Dataset items:
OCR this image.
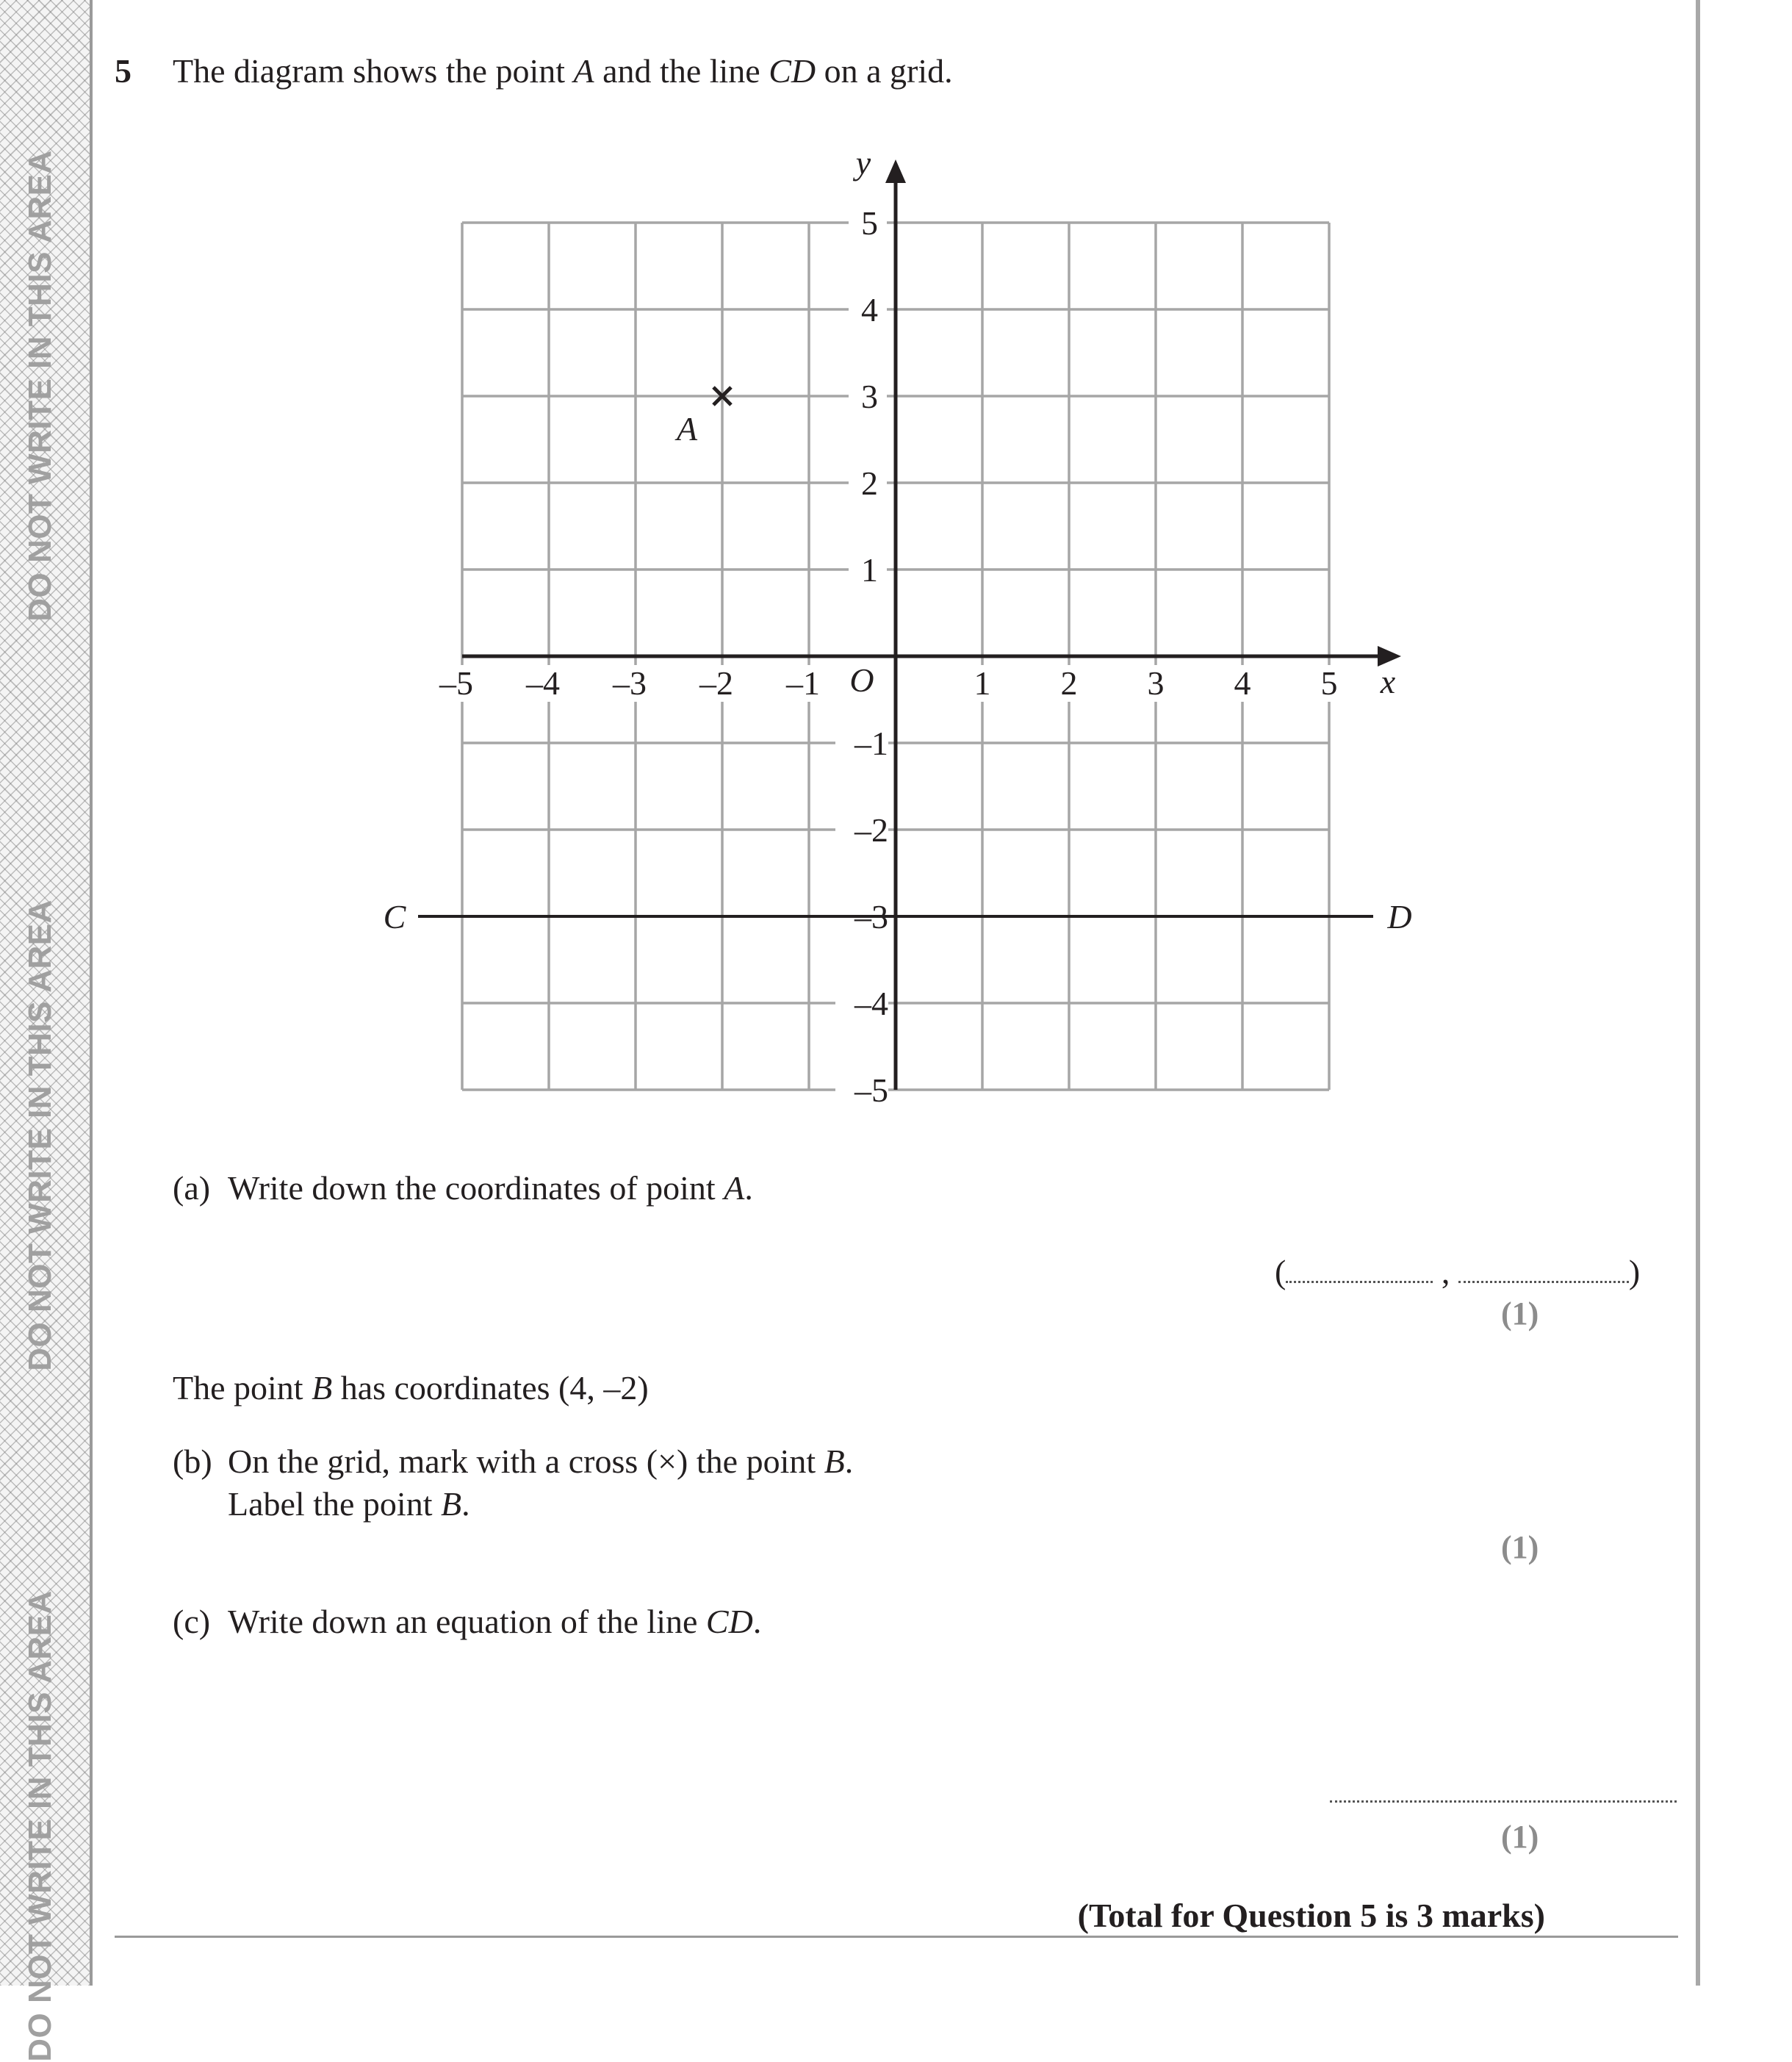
DO NOT WRITE IN THIS AREA
DO NOT WRITE IN THIS AREA
DO NOT WRITE IN THIS AREA
5 The diagram shows the point A and the line CD on a grid.
–5 –4 –3 –2 –1	1 2 3 4 5
5
4
3
2
1
–1
–2
–3
–4
–5
O	x
y
C	D
A
(a) Write down the coordinates of point A.
(	,	)
(1)
The point B has coordinates (4, –2)
(b) On the grid, mark with a cross (×) the point B.
Label the point B.
(1)
(c) Write down an equation of the line CD.
(1)
(Total for Question 5 is 3 marks)
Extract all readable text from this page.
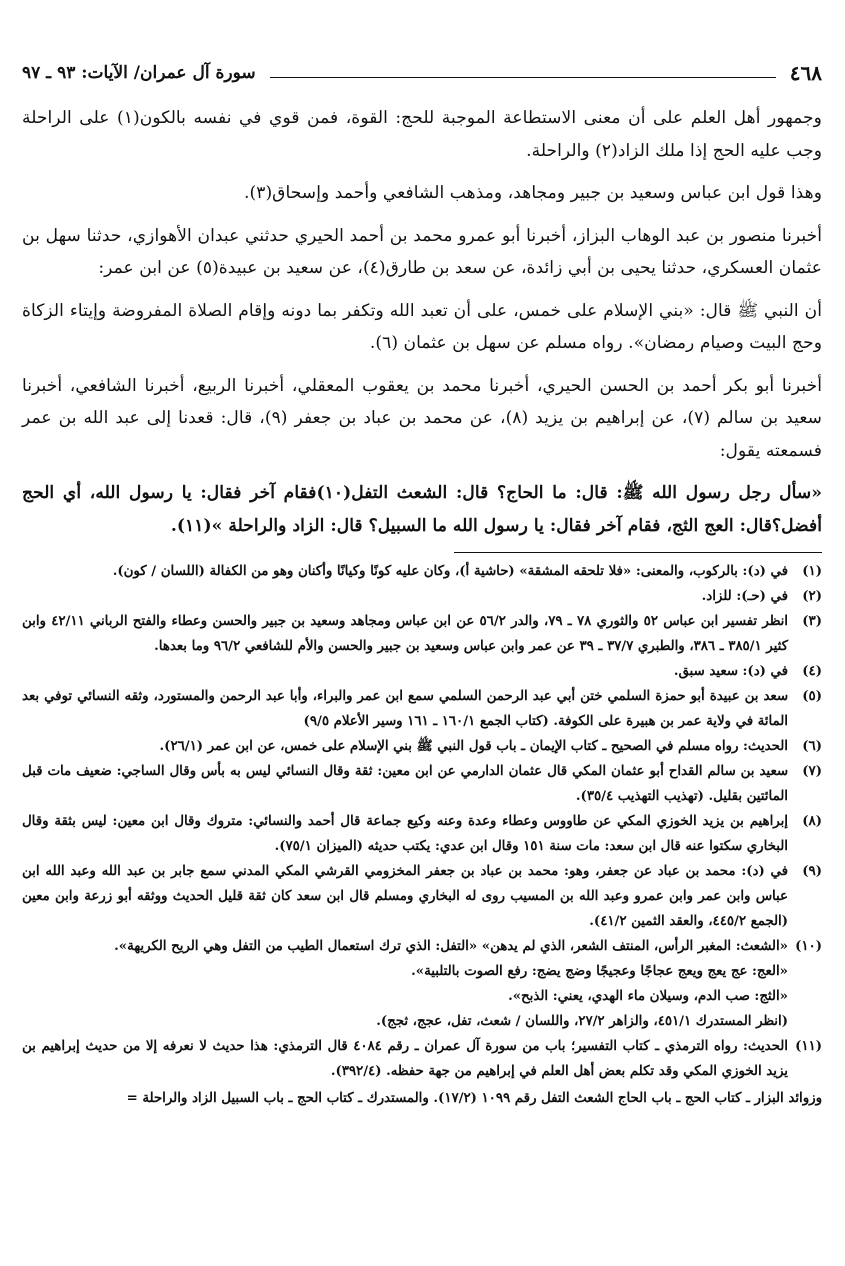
٤٦٨
سورة آل عمران/ الآيات: ٩٣ ـ ٩٧

وجمهور أهل العلم على أن معنى الاستطاعة الموجبة للحج: القوة، فمن قوي في نفسه بالكون(١) على الراحلة وجب عليه الحج إذا ملك الزاد(٢) والراحلة.

وهذا قول ابن عباس وسعيد بن جبير ومجاهد، ومذهب الشافعي وأحمد وإسحاق(٣).

أخبرنا منصور بن عبد الوهاب البزاز، أخبرنا أبو عمرو محمد بن أحمد الحيري حدثني عبدان الأهوازي، حدثنا سهل بن عثمان العسكري، حدثنا يحيى بن أبي زائدة، عن سعد بن طارق(٤)، عن سعيد بن عبيدة(٥) عن ابن عمر:

أن النبي ﷺ قال: «بني الإسلام على خمس، على أن تعبد الله وتكفر بما دونه وإقام الصلاة المفروضة وإيتاء الزكاة وحج البيت وصيام رمضان». رواه مسلم عن سهل بن عثمان (٦).

أخبرنا أبو بكر أحمد بن الحسن الحيري، أخبرنا محمد بن يعقوب المعقلي، أخبرنا الربيع، أخبرنا الشافعي، أخبرنا سعيد بن سالم (٧)، عن إبراهيم بن يزيد (٨)، عن محمد بن عباد بن جعفر (٩)، قال: قعدنا إلى عبد الله بن عمر فسمعته يقول:

«سأل رجل رسول الله ﷺ: قال: ما الحاج؟ قال: الشعث التفل(١٠)فقام آخر فقال: يا رسول الله، أي الحج أفضل؟قال: العج الثج، فقام آخر فقال: يا رسول الله ما السبيل؟ قال: الزاد والراحلة »(١١).

(١)
في (د): بالركوب، والمعنى: «فلا تلحقه المشقة» (حاشية أ)، وكان عليه كونًا وكيانًا وأكنان وهو من الكفالة (اللسان / كون).
(٢)
في (حـ): للزاد.
(٣)
انظر تفسير ابن عباس ٥٢ والثوري ٧٨ ـ ٧٩، والدر ٥٦/٢ عن ابن عباس ومجاهد وسعيد بن جبير والحسن وعطاء والفتح الرباني ٤٢/١١ وابن كثير ٣٨٥/١ ـ ٣٨٦، والطبري ٣٧/٧ ـ ٣٩ عن عمر وابن عباس وسعيد بن جبير والحسن والأم للشافعي ٩٦/٢ وما بعدها.
(٤)
في (د): سعيد سبق.
(٥)
سعد بن عبيدة أبو حمزة السلمي ختن أبي عبد الرحمن السلمي سمع ابن عمر والبراء، وأبا عبد الرحمن والمستورد، وثقه النسائي توفي بعد المائة في ولاية عمر بن هبيرة على الكوفة. (كتاب الجمع ١٦٠/١ ـ ١٦١ وسير الأعلام ٩/٥)
(٦)
الحديث: رواه مسلم في الصحيح ـ كتاب الإيمان ـ باب قول النبي ﷺ بني الإسلام على خمس، عن ابن عمر (٢٦/١).
(٧)
سعيد بن سالم القداح أبو عثمان المكي قال عثمان الدارمي عن ابن معين: ثقة وقال النسائي ليس به بأس وقال الساجي: ضعيف مات قبل المائتين بقليل. (تهذيب التهذيب ٣٥/٤).
(٨)
إبراهيم بن يزيد الخوزي المكي عن طاووس وعطاء وعدة وعنه وكيع جماعة قال أحمد والنسائي: متروك وقال ابن معين: ليس بثقة وقال البخاري سكتوا عنه قال ابن سعد: مات سنة ١٥١ وقال ابن عدي: يكتب حديثه (الميزان ٧٥/١).
(٩)
في (د): محمد بن عباد عن جعفر، وهو: محمد بن عباد بن جعفر المخزومي القرشي المكي المدني سمع جابر بن عبد الله وعبد الله ابن عباس وابن عمر وابن عمرو وعبد الله بن المسيب روى له البخاري ومسلم قال ابن سعد كان ثقة قليل الحديث ووثقه أبو زرعة وابن معين (الجمع ٤٤٥/٢، والعقد الثمين ٤١/٢).
(١٠)
«الشعث: المغبر الرأس، المنتف الشعر، الذي لم يدهن» «التفل: الذي ترك استعمال الطيب من التفل وهي الريح الكريهة».
«العج: عج يعج ويعج عجاجًا وعجيجًا وضج يضج: رفع الصوت بالتلبية».
«الثج: صب الدم، وسيلان ماء الهدي، يعني: الذبح».
(انظر المستدرك ٤٥١/١، والزاهر ٢٧/٢، واللسان / شعث، تفل، عجج، ثجج).
(١١)
الحديث: رواه الترمذي ـ كتاب التفسير؛ باب من سورة آل عمران ـ رقم ٤٠٨٤ قال الترمذي: هذا حديث لا نعرفه إلا من حديث إبراهيم بن يزيد الخوزي المكي وقد تكلم بعض أهل العلم في إبراهيم من جهة حفظه. (٣٩٢/٤).
وزوائد البزار ـ كتاب الحج ـ باب الحاج الشعث التفل رقم ١٠٩٩ (١٧/٢). والمستدرك ـ كتاب الحج ـ باب السبيل الزاد والراحلة =
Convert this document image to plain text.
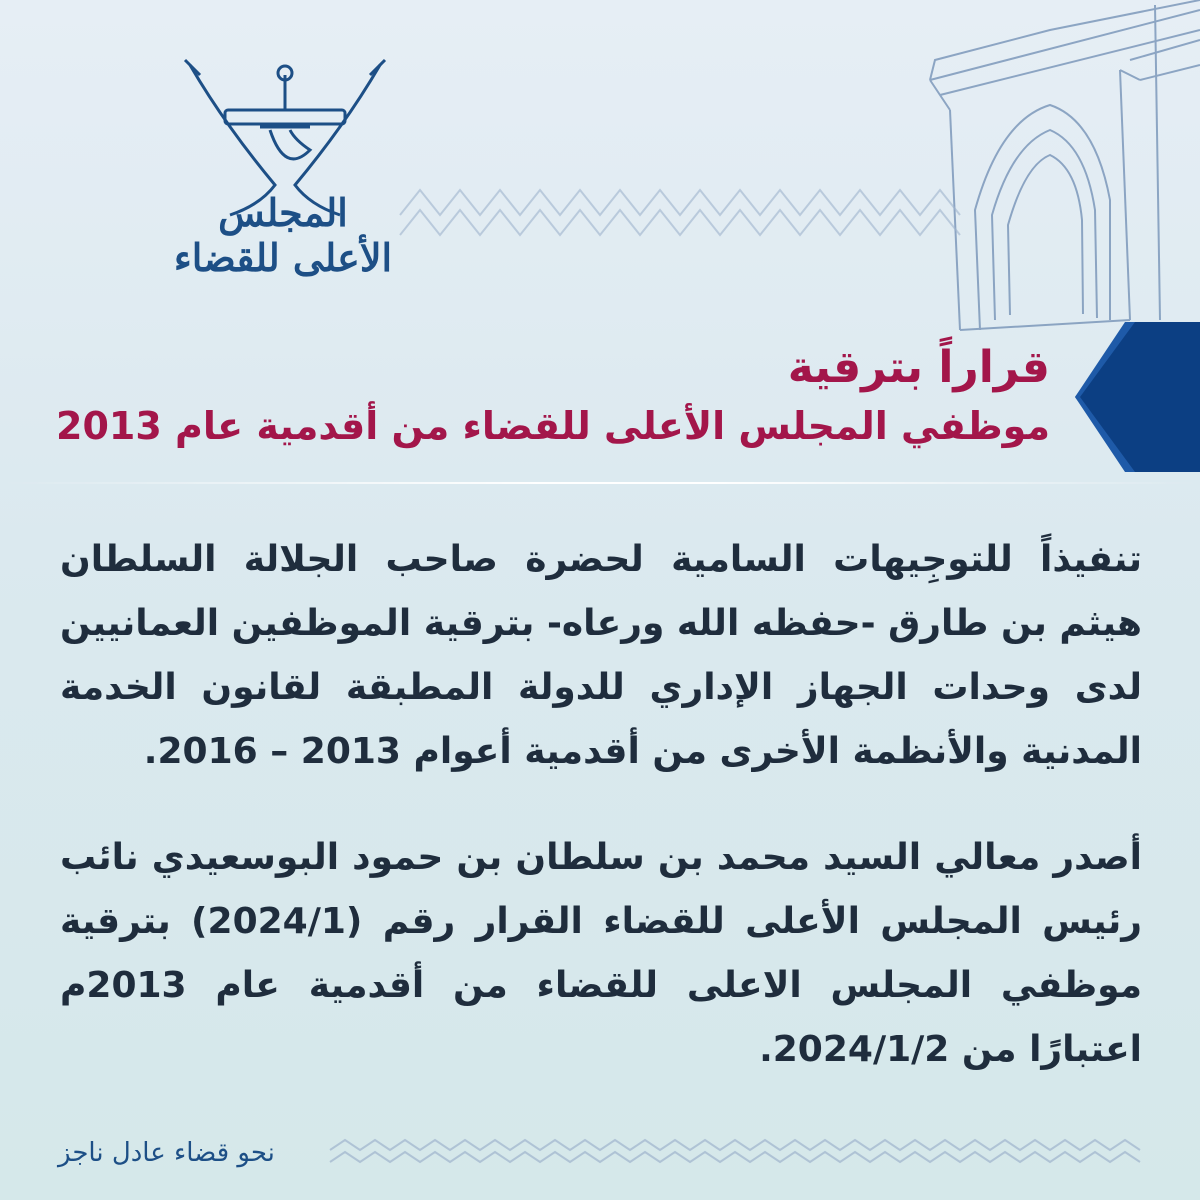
المجلس الأعلى للقضاء
قراراً بترقية
موظفي المجلس الأعلى للقضاء من أقدمية عام 2013

تنفيذاً للتوجِيهات السامية لحضرة صاحب الجلالة السلطان هيثم بن طارق -حفظه الله ورعاه- بترقية الموظفين العمانيين لدى وحدات الجهاز الإداري للدولة المطبقة لقانون الخدمة المدنية والأنظمة الأخرى من أقدمية أعوام 2013 – 2016.

أصدر معالي السيد محمد بن سلطان بن حمود البوسعيدي نائب رئيس المجلس الأعلى للقضاء القرار رقم (2024/1) بترقية موظفي المجلس الاعلى للقضاء من أقدمية عام 2013م اعتبارًا من 2024/1/2.

نحو قضاء عادل ناجز
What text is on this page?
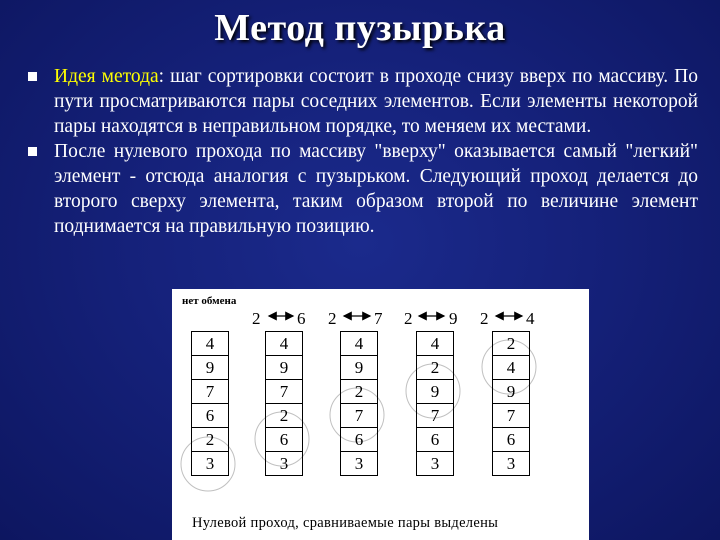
Метод пузырька
Идея метода: шаг сортировки состоит в проходе снизу вверх по массиву. По пути просматриваются пары соседних элементов. Если элементы некоторой пары находятся в неправильном порядке, то меняем их местами.
После нулевого прохода по массиву "вверху" оказывается самый "легкий" элемент - отсюда аналогия с пузырьком. Следующий проход делается до второго сверху элемента, таким образом второй по величине элемент поднимается на правильную позицию.
нет обмена
2 6 2 7 2 9 2 4
4
9
7
6
2
3
4
9
7
2
6
3
4
9
2
7
6
3
4
2
9
7
6
3
2
4
9
7
6
3
Нулевой проход, сравниваемые пары выделены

#### Aim
Reproduce the listing above from the line that contains "What text is on this page?" through its final line, exactly and with nothing added. Omit the images.

#### Result
What text is on this page?
Метод пузырька
Идея метода: шаг сортировки состоит в проходе снизу вверх по массиву. По пути просматриваются пары соседних элементов. Если элементы некоторой пары находятся в неправильном порядке, то меняем их местами.
После нулевого прохода по массиву "вверху" оказывается самый "легкий" элемент - отсюда аналогия с пузырьком. Следующий проход делается до второго сверху элемента, таким образом второй по величине элемент поднимается на правильную позицию.
нет обмена
2 6 2 7 2 9 2 4
4
9
7
6
2
3
4
9
7
2
6
3
4
9
2
7
6
3
4
2
9
7
6
3
2
4
9
7
6
3
Нулевой проход, сравниваемые пары выделены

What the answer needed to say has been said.